_WHAT TO DO_.
Scan the listing below and copy every line holding "mediàtics".
__________________________________________________
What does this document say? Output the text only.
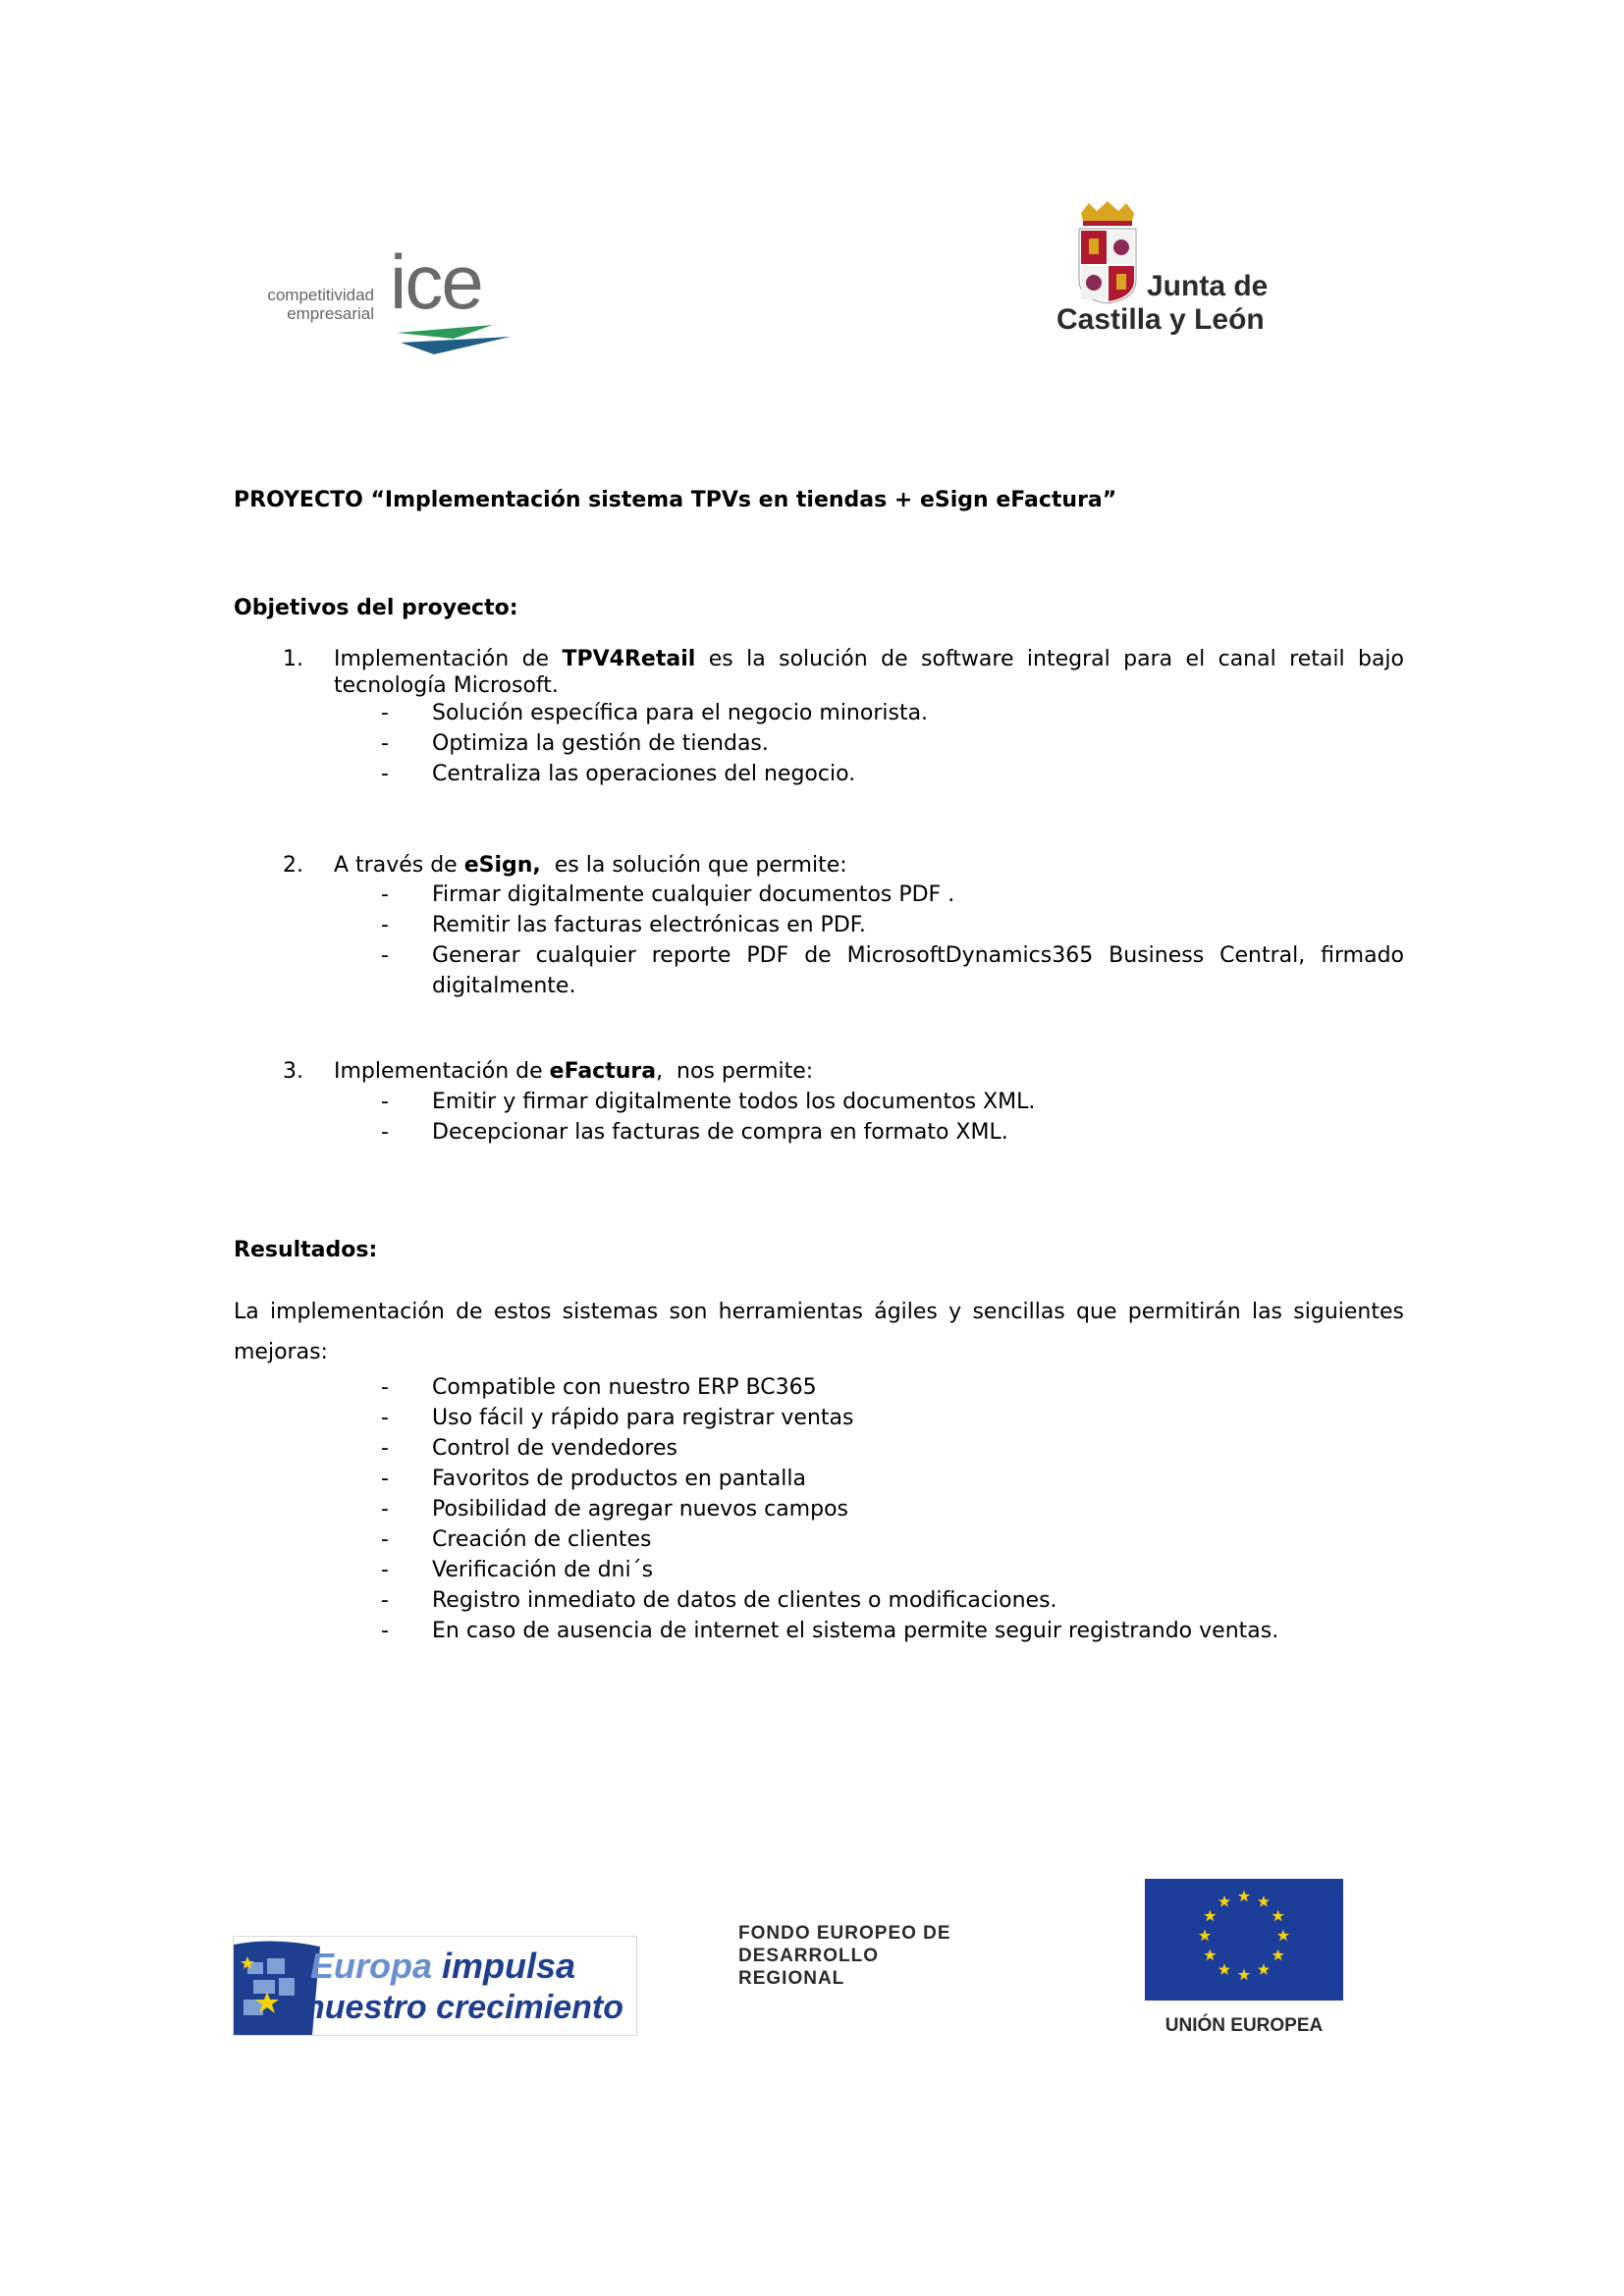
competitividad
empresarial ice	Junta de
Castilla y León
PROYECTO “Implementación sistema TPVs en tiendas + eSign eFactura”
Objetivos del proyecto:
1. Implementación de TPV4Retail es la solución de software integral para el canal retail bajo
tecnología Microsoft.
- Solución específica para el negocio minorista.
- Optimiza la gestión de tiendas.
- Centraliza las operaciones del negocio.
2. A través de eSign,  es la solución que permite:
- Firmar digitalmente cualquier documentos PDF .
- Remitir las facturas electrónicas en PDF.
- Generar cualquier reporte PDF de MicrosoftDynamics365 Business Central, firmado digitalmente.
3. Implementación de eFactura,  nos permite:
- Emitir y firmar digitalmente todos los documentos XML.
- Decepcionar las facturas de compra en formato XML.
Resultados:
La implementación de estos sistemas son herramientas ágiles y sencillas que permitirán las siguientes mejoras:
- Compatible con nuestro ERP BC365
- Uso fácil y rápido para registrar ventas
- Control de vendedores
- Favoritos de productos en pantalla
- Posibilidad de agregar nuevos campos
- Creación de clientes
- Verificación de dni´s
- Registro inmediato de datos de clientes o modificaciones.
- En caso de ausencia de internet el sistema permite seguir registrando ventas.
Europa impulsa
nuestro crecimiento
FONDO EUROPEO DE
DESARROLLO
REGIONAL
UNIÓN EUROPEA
__________________________________________________
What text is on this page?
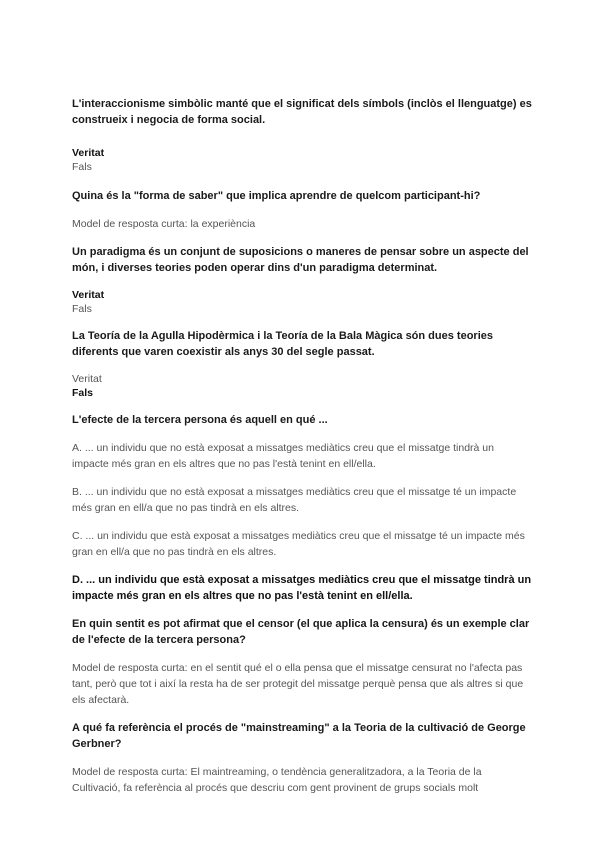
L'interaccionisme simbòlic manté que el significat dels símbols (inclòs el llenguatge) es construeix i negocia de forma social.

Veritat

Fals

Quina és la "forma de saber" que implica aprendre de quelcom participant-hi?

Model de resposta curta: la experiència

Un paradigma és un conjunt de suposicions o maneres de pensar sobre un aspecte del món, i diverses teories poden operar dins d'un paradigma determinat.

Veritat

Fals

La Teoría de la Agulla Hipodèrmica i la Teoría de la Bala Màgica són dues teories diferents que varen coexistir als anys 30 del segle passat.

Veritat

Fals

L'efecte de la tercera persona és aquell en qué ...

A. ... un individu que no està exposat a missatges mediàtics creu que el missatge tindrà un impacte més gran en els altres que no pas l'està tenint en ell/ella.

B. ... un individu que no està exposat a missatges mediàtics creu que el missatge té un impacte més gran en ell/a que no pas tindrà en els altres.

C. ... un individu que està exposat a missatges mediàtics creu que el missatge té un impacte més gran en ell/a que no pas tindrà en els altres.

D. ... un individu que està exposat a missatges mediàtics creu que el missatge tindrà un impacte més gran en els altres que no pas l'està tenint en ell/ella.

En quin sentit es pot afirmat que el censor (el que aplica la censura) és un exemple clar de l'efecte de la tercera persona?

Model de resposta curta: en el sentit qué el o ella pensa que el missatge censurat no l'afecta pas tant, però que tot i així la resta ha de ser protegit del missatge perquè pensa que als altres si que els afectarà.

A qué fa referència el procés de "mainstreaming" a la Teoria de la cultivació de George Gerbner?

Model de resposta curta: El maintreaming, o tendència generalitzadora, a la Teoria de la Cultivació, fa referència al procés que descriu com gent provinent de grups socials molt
__________________________________________________
_SOLUTION TO THE PROBLEM_.
A. ... un individu que no està exposat a missatges mediàtics creu que el missatge tindrà un impacte més gran en els altres que no pas l'està tenint en ell/ella.
B. ... un individu que no està exposat a missatges mediàtics creu que el missatge té un impacte més gran en ell/a que no pas tindrà en els altres.
C. ... un individu que està exposat a missatges mediàtics creu que el missatge té un impacte més gran en ell/a que no pas tindrà en els altres.
D. ... un individu que està exposat a missatges mediàtics creu que el missatge tindrà un impacte més gran en els altres que no pas l'està tenint en ell/ella.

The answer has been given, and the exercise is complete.